* Work instructions *
Read through the data and report every line in which the word "розрізі" occurs.

........

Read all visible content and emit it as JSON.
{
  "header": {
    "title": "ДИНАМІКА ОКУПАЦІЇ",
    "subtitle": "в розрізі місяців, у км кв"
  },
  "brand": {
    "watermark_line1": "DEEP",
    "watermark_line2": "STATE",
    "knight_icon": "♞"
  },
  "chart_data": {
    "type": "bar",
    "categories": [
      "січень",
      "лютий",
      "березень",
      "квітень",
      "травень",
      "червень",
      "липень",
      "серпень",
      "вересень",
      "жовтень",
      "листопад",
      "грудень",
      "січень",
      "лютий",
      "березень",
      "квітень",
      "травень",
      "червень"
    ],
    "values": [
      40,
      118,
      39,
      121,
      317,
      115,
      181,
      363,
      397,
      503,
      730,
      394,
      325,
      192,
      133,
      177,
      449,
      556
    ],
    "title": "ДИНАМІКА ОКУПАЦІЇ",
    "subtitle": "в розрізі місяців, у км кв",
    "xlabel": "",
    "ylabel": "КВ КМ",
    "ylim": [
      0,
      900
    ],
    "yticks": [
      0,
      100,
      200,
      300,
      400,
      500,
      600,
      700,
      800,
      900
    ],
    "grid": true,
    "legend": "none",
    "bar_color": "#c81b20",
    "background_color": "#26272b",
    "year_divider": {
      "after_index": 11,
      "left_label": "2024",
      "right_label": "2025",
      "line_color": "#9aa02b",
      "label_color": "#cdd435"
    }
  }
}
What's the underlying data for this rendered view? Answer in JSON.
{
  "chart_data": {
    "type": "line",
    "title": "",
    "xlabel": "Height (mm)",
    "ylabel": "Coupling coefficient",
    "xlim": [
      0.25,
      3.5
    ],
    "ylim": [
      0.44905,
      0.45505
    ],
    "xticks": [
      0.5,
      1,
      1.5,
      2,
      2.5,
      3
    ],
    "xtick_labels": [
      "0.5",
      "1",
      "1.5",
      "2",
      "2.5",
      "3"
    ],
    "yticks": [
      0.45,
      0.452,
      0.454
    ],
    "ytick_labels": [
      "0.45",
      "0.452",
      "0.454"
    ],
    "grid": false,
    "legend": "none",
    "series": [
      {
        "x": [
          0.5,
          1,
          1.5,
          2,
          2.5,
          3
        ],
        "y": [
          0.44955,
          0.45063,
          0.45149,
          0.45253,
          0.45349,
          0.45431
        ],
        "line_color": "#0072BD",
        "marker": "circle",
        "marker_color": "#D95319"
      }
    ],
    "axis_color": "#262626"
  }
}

........

* The solution *
    "subtitle": "в розрізі місяців, у км кв"
    "subtitle": "в розрізі місяців, у км кв",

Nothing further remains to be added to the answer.